● **WORK REQUIRED**: Answer with one number: how many lines hold "JSON".

● **ROWS**:
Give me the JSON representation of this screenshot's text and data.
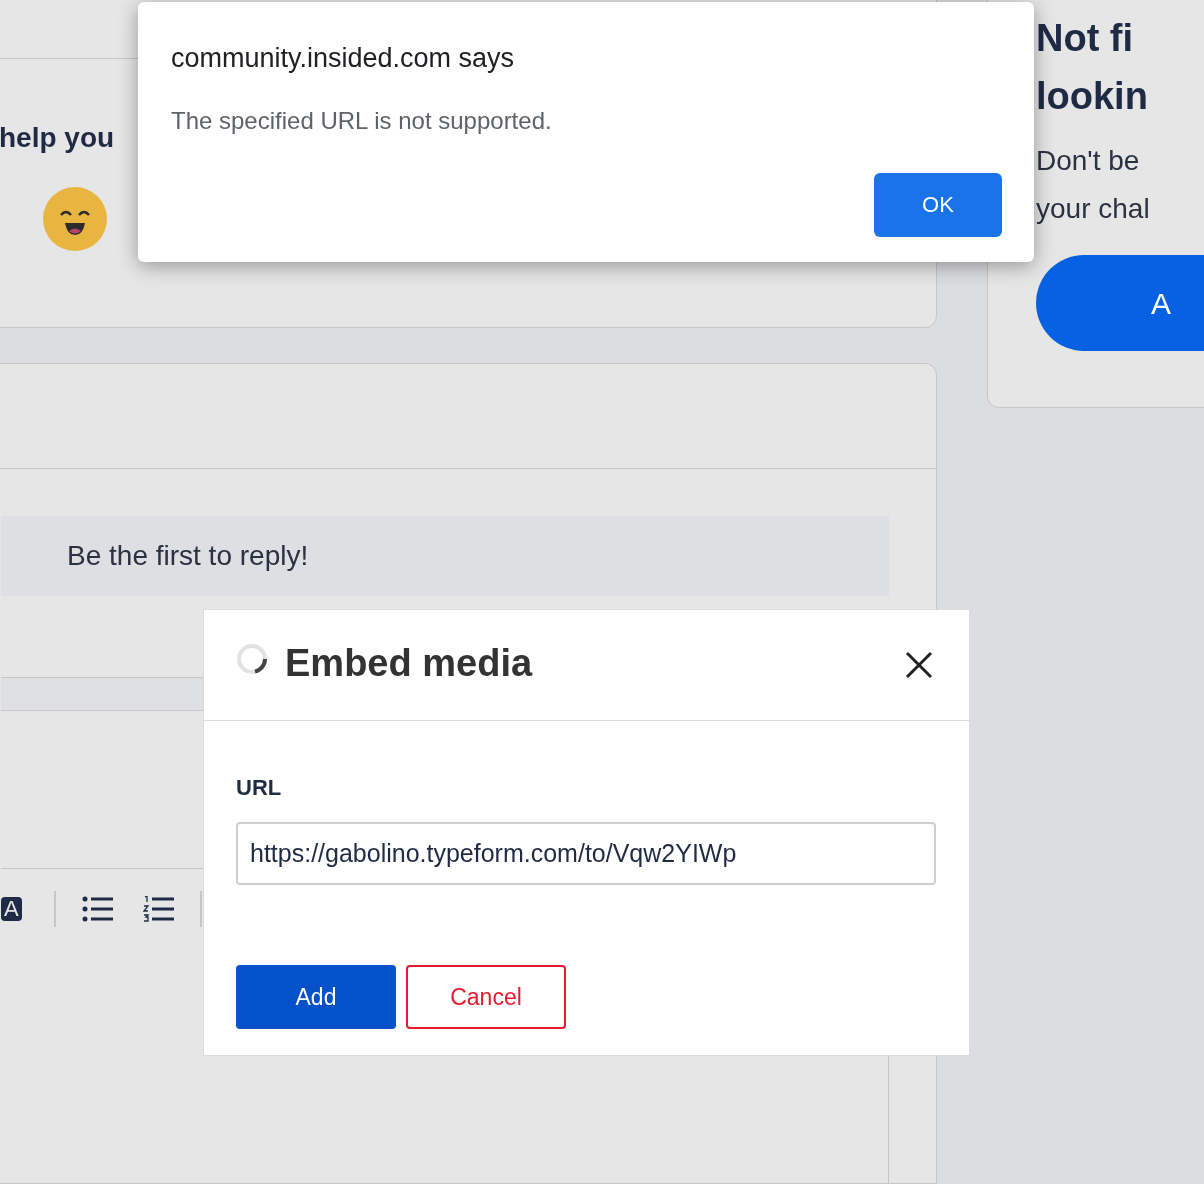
{
  "page": {
    "rating_prompt": "help you",
    "reply_notice": "Be the first to reply!",
    "toolbar": [
      {
        "kind": "text-color",
        "label": "A"
      },
      {
        "kind": "bullet-list"
      },
      {
        "kind": "numbered-list"
      }
    ]
  },
  "sidebar": {
    "heading_lines": [
      "Not fi",
      "lookin"
    ],
    "text_lines": [
      "Don't be",
      "your chal"
    ],
    "button": "A"
  },
  "alert": {
    "title": "community.insided.com says",
    "message": "The specified URL is not supported.",
    "button": "OK"
  },
  "embed_dialog": {
    "title": "Embed media",
    "loading": true,
    "url_label": "URL",
    "url_value": "https://gabolino.typeform.com/to/Vqw2YIWp",
    "buttons": [
      {
        "kind": "primary",
        "label": "Add"
      },
      {
        "kind": "cancel",
        "label": "Cancel"
      }
    ]
  }
}
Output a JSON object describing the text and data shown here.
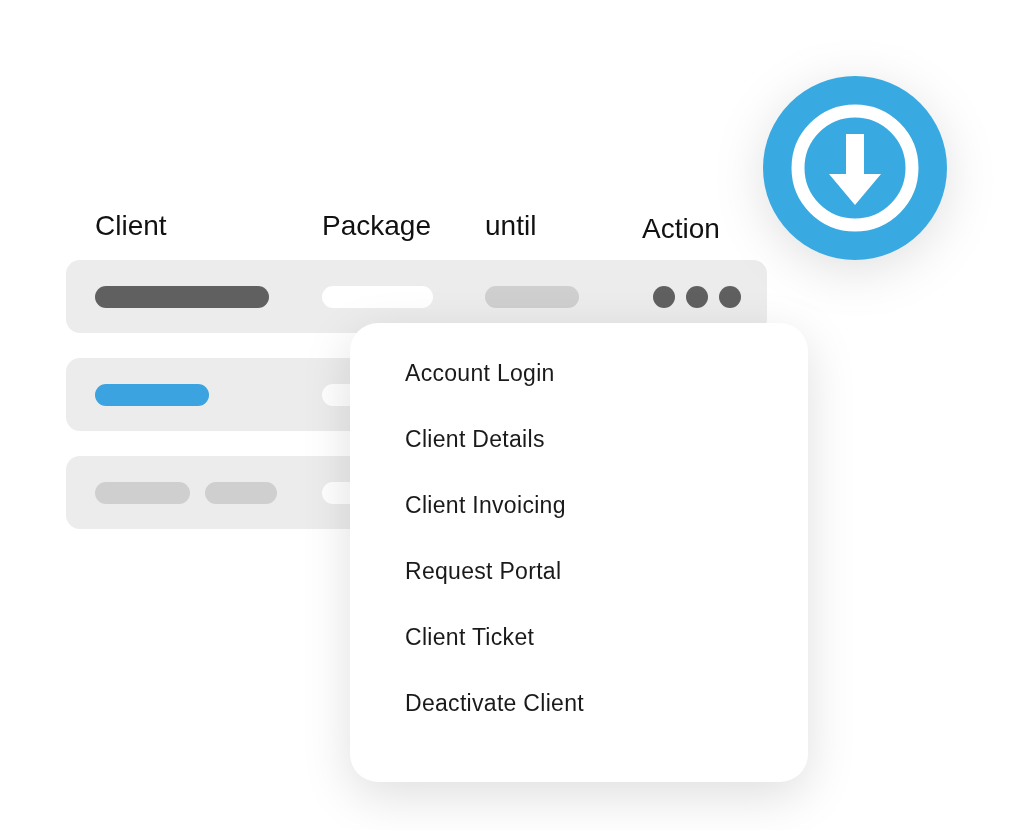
{
  "table": {
    "columns": [
      "Client",
      "Package",
      "until",
      "Action"
    ],
    "rows": [
      {
        "kind": "dark"
      },
      {
        "kind": "highlight"
      },
      {
        "kind": "muted"
      }
    ]
  },
  "menu": {
    "items": [
      "Account Login",
      "Client Details",
      "Client Invoicing",
      "Request Portal",
      "Client Ticket",
      "Deactivate Client"
    ]
  }
}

● **RESPONSE FOR THIS EXERCISE**: 2